### [REQUIRED WORK]
Copy each line of the records that holds the string "SRMTID".

******

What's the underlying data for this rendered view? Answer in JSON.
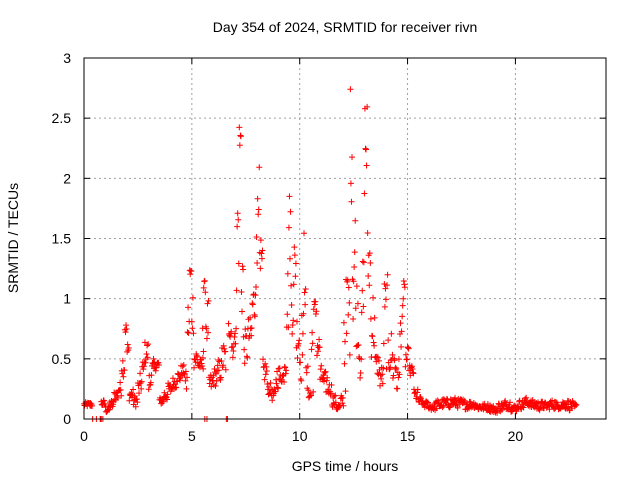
{
  "chart_data": {
    "type": "scatter",
    "title": "Day 354 of 2024, SRMTID for receiver rivn",
    "xlabel": "GPS time / hours",
    "ylabel": "SRMTID / TECUs",
    "xlim": [
      0,
      24.2
    ],
    "ylim": [
      0,
      3
    ],
    "x_ticks": [
      0,
      5,
      10,
      15,
      20
    ],
    "x_tick_labels": [
      "0",
      "5",
      "10",
      "15",
      "20"
    ],
    "y_ticks": [
      0,
      0.5,
      1,
      1.5,
      2,
      2.5,
      3
    ],
    "y_tick_labels": [
      "0",
      "0.5",
      "1",
      "1.5",
      "2",
      "2.5",
      "3"
    ],
    "grid": true,
    "marker": "+",
    "color": "#ff0000",
    "series": [
      {
        "name": "SRMTID",
        "segments": [
          [
            0.0,
            0.12,
            0.02
          ],
          [
            0.4,
            0.0,
            0.0
          ],
          [
            0.75,
            0.0,
            0.0
          ],
          [
            0.8,
            0.0,
            0.0
          ],
          [
            0.8,
            0.13,
            0.03
          ],
          [
            1.0,
            0.08,
            0.03
          ],
          [
            1.2,
            0.12,
            0.04
          ],
          [
            1.4,
            0.2,
            0.05
          ],
          [
            1.6,
            0.25,
            0.06
          ],
          [
            1.75,
            0.45,
            0.1
          ],
          [
            1.9,
            0.75,
            0.05
          ],
          [
            2.0,
            0.55,
            0.1
          ],
          [
            2.1,
            0.2,
            0.05
          ],
          [
            2.3,
            0.15,
            0.05
          ],
          [
            2.5,
            0.25,
            0.08
          ],
          [
            2.6,
            0.3,
            0.08
          ],
          [
            2.7,
            0.4,
            0.1
          ],
          [
            2.8,
            0.55,
            0.1
          ],
          [
            3.0,
            0.3,
            0.1
          ],
          [
            3.1,
            0.4,
            0.1
          ],
          [
            3.3,
            0.45,
            0.05
          ],
          [
            3.5,
            0.15,
            0.03
          ],
          [
            3.7,
            0.2,
            0.05
          ],
          [
            3.9,
            0.25,
            0.05
          ],
          [
            4.1,
            0.3,
            0.05
          ],
          [
            4.3,
            0.35,
            0.05
          ],
          [
            4.5,
            0.4,
            0.05
          ],
          [
            4.7,
            0.3,
            0.1
          ],
          [
            4.8,
            0.8,
            0.2
          ],
          [
            4.9,
            1.2,
            0.08
          ],
          [
            5.0,
            0.9,
            0.2
          ],
          [
            5.1,
            0.5,
            0.1
          ],
          [
            5.3,
            0.45,
            0.05
          ],
          [
            5.5,
            0.6,
            0.2
          ],
          [
            5.55,
            1.1,
            0.05
          ],
          [
            5.65,
            0.8,
            0.2
          ],
          [
            5.6,
            0.0,
            0.0
          ],
          [
            5.8,
            0.3,
            0.08
          ],
          [
            6.0,
            0.35,
            0.08
          ],
          [
            6.2,
            0.4,
            0.1
          ],
          [
            6.4,
            0.5,
            0.15
          ],
          [
            6.6,
            0.0,
            0.0
          ],
          [
            6.7,
            0.75,
            0.08
          ],
          [
            6.85,
            0.6,
            0.1
          ],
          [
            7.0,
            0.9,
            0.3
          ],
          [
            7.1,
            1.6,
            0.4
          ],
          [
            7.2,
            2.3,
            0.2
          ],
          [
            7.3,
            1.2,
            0.4
          ],
          [
            7.4,
            0.6,
            0.15
          ],
          [
            7.6,
            0.7,
            0.15
          ],
          [
            7.8,
            0.95,
            0.2
          ],
          [
            7.95,
            1.3,
            0.3
          ],
          [
            8.05,
            1.9,
            0.2
          ],
          [
            8.15,
            1.2,
            0.3
          ],
          [
            8.3,
            0.4,
            0.1
          ],
          [
            8.5,
            0.25,
            0.05
          ],
          [
            8.7,
            0.2,
            0.05
          ],
          [
            8.9,
            0.35,
            0.1
          ],
          [
            9.1,
            0.35,
            0.05
          ],
          [
            9.3,
            0.5,
            0.15
          ],
          [
            9.4,
            1.0,
            0.3
          ],
          [
            9.5,
            1.6,
            0.3
          ],
          [
            9.6,
            1.0,
            0.3
          ],
          [
            9.75,
            1.3,
            0.2
          ],
          [
            9.85,
            0.7,
            0.2
          ],
          [
            10.0,
            0.5,
            0.2
          ],
          [
            10.1,
            0.7,
            0.2
          ],
          [
            10.2,
            1.3,
            0.4
          ],
          [
            10.3,
            0.3,
            0.15
          ],
          [
            10.45,
            0.2,
            0.05
          ],
          [
            10.55,
            0.6,
            0.4
          ],
          [
            10.65,
            0.9,
            0.1
          ],
          [
            10.8,
            0.6,
            0.1
          ],
          [
            10.95,
            0.35,
            0.1
          ],
          [
            11.1,
            0.3,
            0.1
          ],
          [
            11.3,
            0.25,
            0.05
          ],
          [
            11.5,
            0.15,
            0.05
          ],
          [
            11.7,
            0.1,
            0.03
          ],
          [
            11.9,
            0.15,
            0.05
          ],
          [
            12.05,
            0.7,
            0.5
          ],
          [
            12.2,
            0.9,
            0.4
          ],
          [
            12.35,
            2.3,
            0.5
          ],
          [
            12.45,
            1.3,
            0.6
          ],
          [
            12.6,
            0.9,
            0.3
          ],
          [
            12.75,
            0.6,
            0.3
          ],
          [
            12.9,
            1.0,
            0.4
          ],
          [
            13.0,
            2.3,
            0.5
          ],
          [
            13.15,
            1.3,
            0.3
          ],
          [
            13.3,
            0.8,
            0.3
          ],
          [
            13.5,
            0.45,
            0.1
          ],
          [
            13.7,
            0.35,
            0.1
          ],
          [
            13.9,
            0.8,
            0.4
          ],
          [
            14.1,
            0.55,
            0.2
          ],
          [
            14.3,
            0.45,
            0.2
          ],
          [
            14.5,
            0.3,
            0.1
          ],
          [
            14.6,
            0.6,
            0.3
          ],
          [
            14.75,
            1.0,
            0.15
          ],
          [
            14.9,
            0.5,
            0.1
          ],
          [
            15.1,
            0.4,
            0.05
          ],
          [
            15.3,
            0.2,
            0.05
          ],
          [
            15.5,
            0.15,
            0.04
          ],
          [
            15.7,
            0.12,
            0.03
          ],
          [
            16.0,
            0.1,
            0.03
          ],
          [
            16.3,
            0.12,
            0.04
          ],
          [
            16.6,
            0.13,
            0.04
          ],
          [
            17.0,
            0.14,
            0.04
          ],
          [
            17.3,
            0.13,
            0.04
          ],
          [
            17.6,
            0.12,
            0.04
          ],
          [
            17.9,
            0.12,
            0.03
          ],
          [
            18.2,
            0.1,
            0.03
          ],
          [
            18.5,
            0.1,
            0.03
          ],
          [
            18.8,
            0.09,
            0.03
          ],
          [
            19.0,
            0.07,
            0.02
          ],
          [
            19.2,
            0.1,
            0.04
          ],
          [
            19.5,
            0.12,
            0.04
          ],
          [
            19.8,
            0.09,
            0.03
          ],
          [
            20.1,
            0.12,
            0.04
          ],
          [
            20.4,
            0.14,
            0.04
          ],
          [
            20.7,
            0.12,
            0.04
          ],
          [
            21.0,
            0.11,
            0.04
          ],
          [
            21.3,
            0.11,
            0.03
          ],
          [
            21.6,
            0.12,
            0.04
          ],
          [
            21.9,
            0.11,
            0.03
          ],
          [
            22.2,
            0.12,
            0.04
          ],
          [
            22.5,
            0.11,
            0.04
          ],
          [
            22.7,
            0.1,
            0.03
          ]
        ]
      }
    ]
  }
}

******

### [EXERCISE RESULT]
    "title": "Day 354 of 2024, SRMTID for receiver rivn",
    "ylabel": "SRMTID / TECUs",
        "name": "SRMTID",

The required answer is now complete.